Problem to solve:
Return all of the data exactly, with nothing left out but the pictures.

[Dataset items]
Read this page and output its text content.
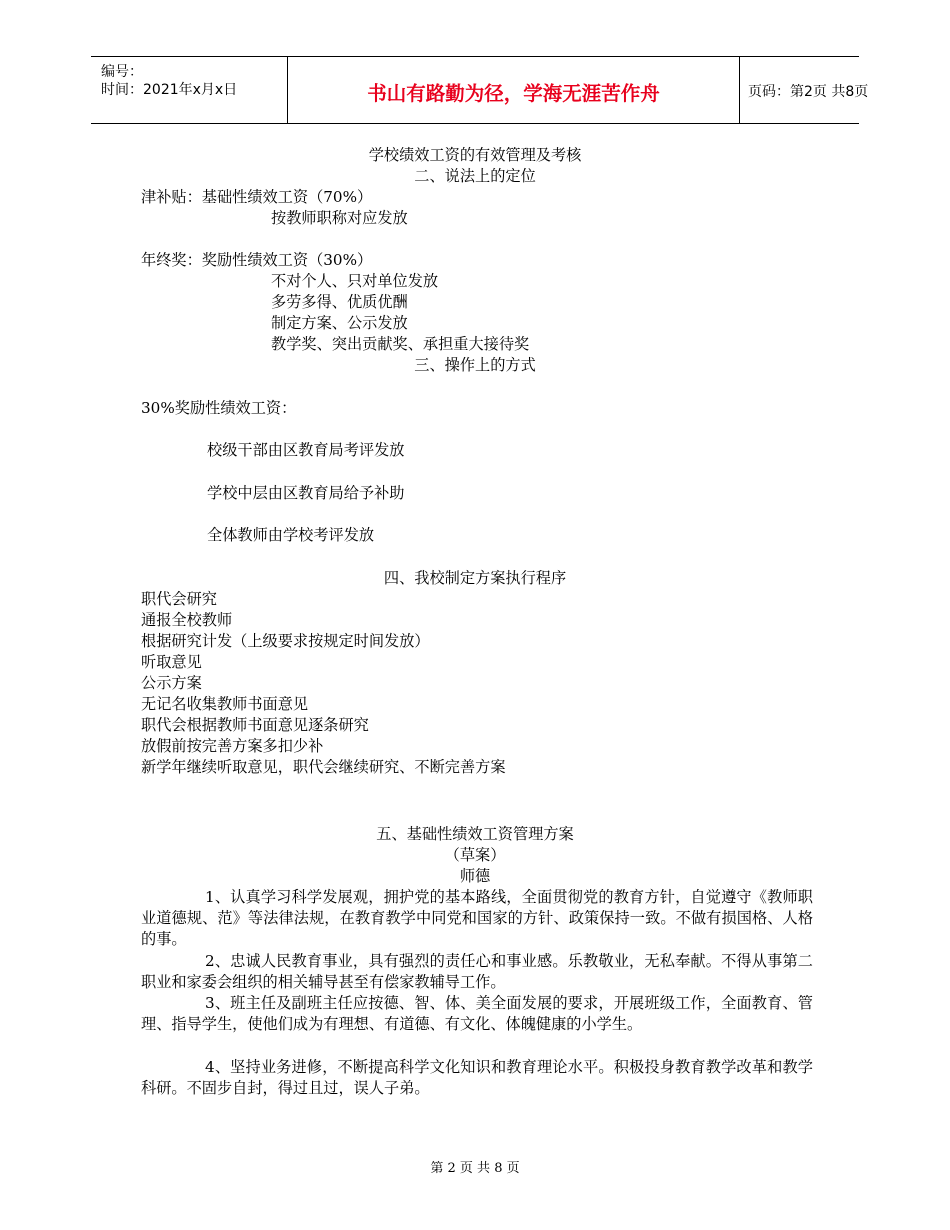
编号：
时间：2021年x月x日	书山有路勤为径，学海无涯苦作舟	页码：第2页 共8页
学校绩效工资的有效管理及考核
二、说法上的定位
津补贴：基础性绩效工资（70%）
按教师职称对应发放
年终奖：奖励性绩效工资（30%）
不对个人、只对单位发放
多劳多得、优质优酬
制定方案、公示发放
教学奖、突出贡献奖、承担重大接待奖
三、操作上的方式
30%奖励性绩效工资：
校级干部由区教育局考评发放
学校中层由区教育局给予补助
全体教师由学校考评发放
四、我校制定方案执行程序
职代会研究
通报全校教师
根据研究计发（上级要求按规定时间发放）
听取意见
公示方案
无记名收集教师书面意见
职代会根据教师书面意见逐条研究
放假前按完善方案多扣少补
新学年继续听取意见，职代会继续研究、不断完善方案
五、基础性绩效工资管理方案
（草案）
师德
1、认真学习科学发展观，拥护党的基本路线，全面贯彻党的教育方针，自觉遵守《教师职业道德规、范》等法律法规，在教育教学中同党和国家的方针、政策保持一致。不做有损国格、人格的事。
2、忠诚人民教育事业，具有强烈的责任心和事业感。乐教敬业，无私奉献。不得从事第二职业和家委会组织的相关辅导甚至有偿家教辅导工作。
3、班主任及副班主任应按德、智、体、美全面发展的要求，开展班级工作，全面教育、管理、指导学生，使他们成为有理想、有道德、有文化、体魄健康的小学生。
4、坚持业务进修，不断提高科学文化知识和教育理论水平。积极投身教育教学改革和教学科研。不固步自封，得过且过，误人子弟。
第 2 页 共 8 页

Answer below:
Read this page and output its text content.
编号：
时间：2021年x月x日	书山有路勤为径，学海无涯苦作舟	页码：第2页 共8页
学校绩效工资的有效管理及考核
二、说法上的定位
津补贴：基础性绩效工资（70%）
按教师职称对应发放
年终奖：奖励性绩效工资（30%）
不对个人、只对单位发放
多劳多得、优质优酬
制定方案、公示发放
教学奖、突出贡献奖、承担重大接待奖
三、操作上的方式
30%奖励性绩效工资：
校级干部由区教育局考评发放
学校中层由区教育局给予补助
全体教师由学校考评发放
四、我校制定方案执行程序
职代会研究
通报全校教师
根据研究计发（上级要求按规定时间发放）
听取意见
公示方案
无记名收集教师书面意见
职代会根据教师书面意见逐条研究
放假前按完善方案多扣少补
新学年继续听取意见，职代会继续研究、不断完善方案
五、基础性绩效工资管理方案
（草案）
师德
1、认真学习科学发展观，拥护党的基本路线，全面贯彻党的教育方针，自觉遵守《教师职业道德规、范》等法律法规，在教育教学中同党和国家的方针、政策保持一致。不做有损国格、人格的事。
2、忠诚人民教育事业，具有强烈的责任心和事业感。乐教敬业，无私奉献。不得从事第二职业和家委会组织的相关辅导甚至有偿家教辅导工作。
3、班主任及副班主任应按德、智、体、美全面发展的要求，开展班级工作，全面教育、管理、指导学生，使他们成为有理想、有道德、有文化、体魄健康的小学生。
4、坚持业务进修，不断提高科学文化知识和教育理论水平。积极投身教育教学改革和教学科研。不固步自封，得过且过，误人子弟。
第 2 页 共 8 页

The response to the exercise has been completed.